● Exercise prompt: Give the data again, word for word.

Extracted data entries:
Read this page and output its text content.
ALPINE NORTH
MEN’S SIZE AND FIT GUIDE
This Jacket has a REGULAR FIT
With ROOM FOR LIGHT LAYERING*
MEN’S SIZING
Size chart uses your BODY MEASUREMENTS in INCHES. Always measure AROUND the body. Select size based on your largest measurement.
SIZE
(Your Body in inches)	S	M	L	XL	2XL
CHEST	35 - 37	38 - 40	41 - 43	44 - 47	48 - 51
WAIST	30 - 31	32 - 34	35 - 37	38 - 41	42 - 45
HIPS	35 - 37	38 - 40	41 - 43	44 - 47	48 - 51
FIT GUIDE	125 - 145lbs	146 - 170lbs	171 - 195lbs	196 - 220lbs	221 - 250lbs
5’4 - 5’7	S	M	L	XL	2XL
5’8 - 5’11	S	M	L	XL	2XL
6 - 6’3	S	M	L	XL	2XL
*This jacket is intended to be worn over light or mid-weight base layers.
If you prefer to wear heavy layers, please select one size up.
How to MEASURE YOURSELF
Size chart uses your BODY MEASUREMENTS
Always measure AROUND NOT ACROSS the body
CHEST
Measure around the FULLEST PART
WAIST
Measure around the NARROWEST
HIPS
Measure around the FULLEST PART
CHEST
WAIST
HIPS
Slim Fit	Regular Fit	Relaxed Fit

● Response to the exercise:
Read this page and output its text content.
ALPINE NORTH
MEN’S SIZE AND FIT GUIDE
This Jacket has a REGULAR FIT
With ROOM FOR LIGHT LAYERING*
MEN’S SIZING
Size chart uses your BODY MEASUREMENTS in INCHES. Always measure AROUND the body. Select size based on your largest measurement.
SIZE
(Your Body in inches)	S	M	L	XL	2XL
CHEST	35 - 37	38 - 40	41 - 43	44 - 47	48 - 51
WAIST	30 - 31	32 - 34	35 - 37	38 - 41	42 - 45
HIPS	35 - 37	38 - 40	41 - 43	44 - 47	48 - 51
FIT GUIDE	125 - 145lbs	146 - 170lbs	171 - 195lbs	196 - 220lbs	221 - 250lbs
5’4 - 5’7	S	M	L	XL	2XL
5’8 - 5’11	S	M	L	XL	2XL
6 - 6’3	S	M	L	XL	2XL
*This jacket is intended to be worn over light or mid-weight base layers.
If you prefer to wear heavy layers, please select one size up.
How to MEASURE YOURSELF
Size chart uses your BODY MEASUREMENTS
Always measure AROUND NOT ACROSS the body
CHEST
Measure around the FULLEST PART
WAIST
Measure around the NARROWEST
HIPS
Measure around the FULLEST PART
CHEST
WAIST
HIPS
Slim Fit	Regular Fit	Relaxed Fit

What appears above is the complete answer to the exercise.